▶ **DO THIS**
Write the data out again, character for character, with no images.

▶ **MATERIAL SHOWN**

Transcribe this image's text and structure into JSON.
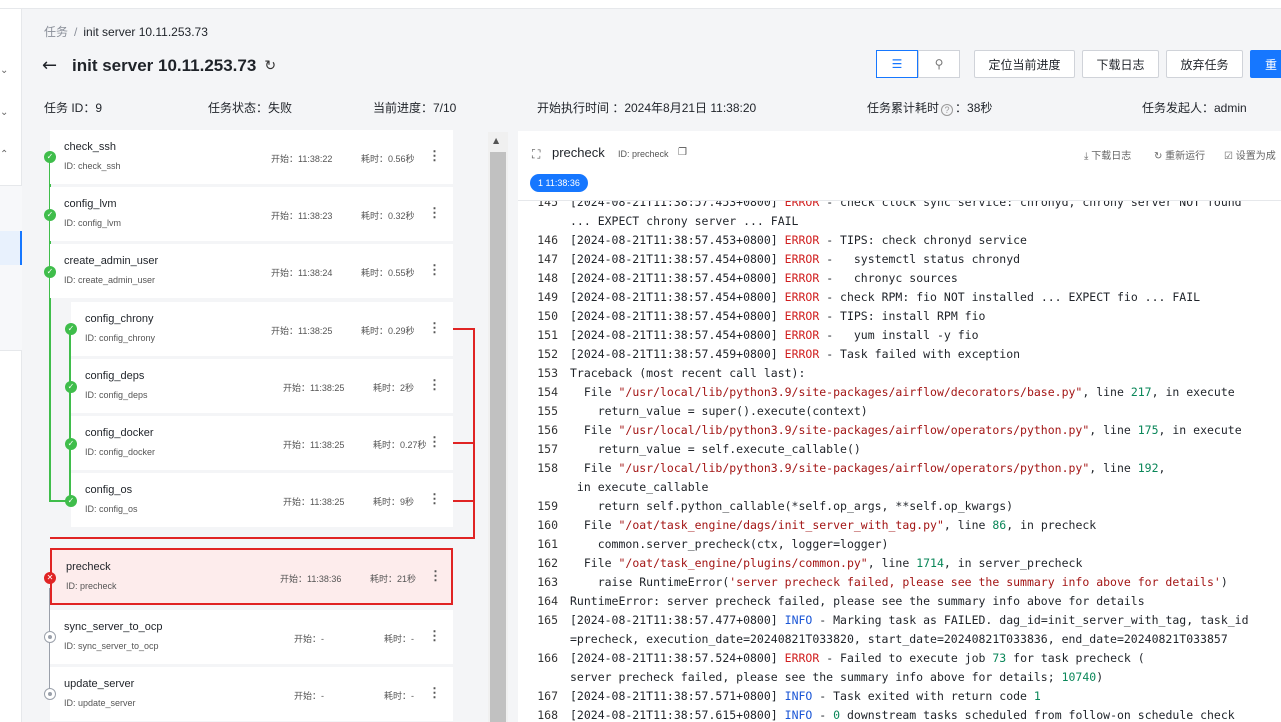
{
  "breadcrumb": {
    "parent": "任务",
    "current": "init server 10.11.253.73"
  },
  "page_title": "init server 10.11.253.73",
  "actions": {
    "locate": "定位当前进度",
    "download": "下载日志",
    "abandon": "放弃任务",
    "retry": "重"
  },
  "info": {
    "task_id": "任务 ID：9",
    "task_status": "任务状态：失败",
    "progress": "当前进度：7/10",
    "start_time": "开始执行时间 ：2024年8月21日 11:38:20",
    "elapsed_label": "任务累计耗时",
    "elapsed_value": "：38秒",
    "initiator": "任务发起人：admin"
  },
  "tasks": [
    {
      "name": "check_ssh",
      "id": "ID: check_ssh",
      "start": "开始：11:38:22",
      "duration": "耗时：0.56秒",
      "status": "success"
    },
    {
      "name": "config_lvm",
      "id": "ID: config_lvm",
      "start": "开始：11:38:23",
      "duration": "耗时：0.32秒",
      "status": "success"
    },
    {
      "name": "create_admin_user",
      "id": "ID: create_admin_user",
      "start": "开始：11:38:24",
      "duration": "耗时：0.55秒",
      "status": "success"
    },
    {
      "name": "config_chrony",
      "id": "ID: config_chrony",
      "start": "开始：11:38:25",
      "duration": "耗时：0.29秒",
      "status": "success"
    },
    {
      "name": "config_deps",
      "id": "ID: config_deps",
      "start": "开始：11:38:25",
      "duration": "耗时：2秒",
      "status": "success"
    },
    {
      "name": "config_docker",
      "id": "ID: config_docker",
      "start": "开始：11:38:25",
      "duration": "耗时：0.27秒",
      "status": "success"
    },
    {
      "name": "config_os",
      "id": "ID: config_os",
      "start": "开始：11:38:25",
      "duration": "耗时：9秒",
      "status": "success"
    },
    {
      "name": "precheck",
      "id": "ID: precheck",
      "start": "开始：11:38:36",
      "duration": "耗时：21秒",
      "status": "failed"
    },
    {
      "name": "sync_server_to_ocp",
      "id": "ID: sync_server_to_ocp",
      "start": "开始：-",
      "duration": "耗时：-",
      "status": "pending"
    },
    {
      "name": "update_server",
      "id": "ID: update_server",
      "start": "开始：-",
      "duration": "耗时：-",
      "status": "pending"
    }
  ],
  "log_panel": {
    "title": "precheck",
    "id": "ID: precheck",
    "download": "下载日志",
    "rerun": "重新运行",
    "set_success": "设置为成",
    "time_pill": "1 11:38:36"
  },
  "colors": {
    "accent": "#1677ff",
    "success": "#3fbd4b",
    "error": "#e02424"
  }
}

▶ **COMPLETED TASK**
Transcribe this image's text and structure into JSON.
{
  "breadcrumb": {
    "parent": "任务",
    "current": "init server 10.11.253.73"
  },
  "page_title": "init server 10.11.253.73",
  "actions": {
    "locate": "定位当前进度",
    "download": "下载日志",
    "abandon": "放弃任务",
    "retry": "重"
  },
  "info": {
    "task_id": "任务 ID：9",
    "task_status": "任务状态：失败",
    "progress": "当前进度：7/10",
    "start_time": "开始执行时间 ：2024年8月21日 11:38:20",
    "elapsed_label": "任务累计耗时",
    "elapsed_value": "：38秒",
    "initiator": "任务发起人：admin"
  },
  "tasks": [
    {
      "name": "check_ssh",
      "id": "ID: check_ssh",
      "start": "开始：11:38:22",
      "duration": "耗时：0.56秒",
      "status": "success"
    },
    {
      "name": "config_lvm",
      "id": "ID: config_lvm",
      "start": "开始：11:38:23",
      "duration": "耗时：0.32秒",
      "status": "success"
    },
    {
      "name": "create_admin_user",
      "id": "ID: create_admin_user",
      "start": "开始：11:38:24",
      "duration": "耗时：0.55秒",
      "status": "success"
    },
    {
      "name": "config_chrony",
      "id": "ID: config_chrony",
      "start": "开始：11:38:25",
      "duration": "耗时：0.29秒",
      "status": "success"
    },
    {
      "name": "config_deps",
      "id": "ID: config_deps",
      "start": "开始：11:38:25",
      "duration": "耗时：2秒",
      "status": "success"
    },
    {
      "name": "config_docker",
      "id": "ID: config_docker",
      "start": "开始：11:38:25",
      "duration": "耗时：0.27秒",
      "status": "success"
    },
    {
      "name": "config_os",
      "id": "ID: config_os",
      "start": "开始：11:38:25",
      "duration": "耗时：9秒",
      "status": "success"
    },
    {
      "name": "precheck",
      "id": "ID: precheck",
      "start": "开始：11:38:36",
      "duration": "耗时：21秒",
      "status": "failed"
    },
    {
      "name": "sync_server_to_ocp",
      "id": "ID: sync_server_to_ocp",
      "start": "开始：-",
      "duration": "耗时：-",
      "status": "pending"
    },
    {
      "name": "update_server",
      "id": "ID: update_server",
      "start": "开始：-",
      "duration": "耗时：-",
      "status": "pending"
    }
  ],
  "log_panel": {
    "title": "precheck",
    "id": "ID: precheck",
    "download": "下载日志",
    "rerun": "重新运行",
    "set_success": "设置为成",
    "time_pill": "1 11:38:36"
  },
  "colors": {
    "accent": "#1677ff",
    "success": "#3fbd4b",
    "error": "#e02424"
  }
}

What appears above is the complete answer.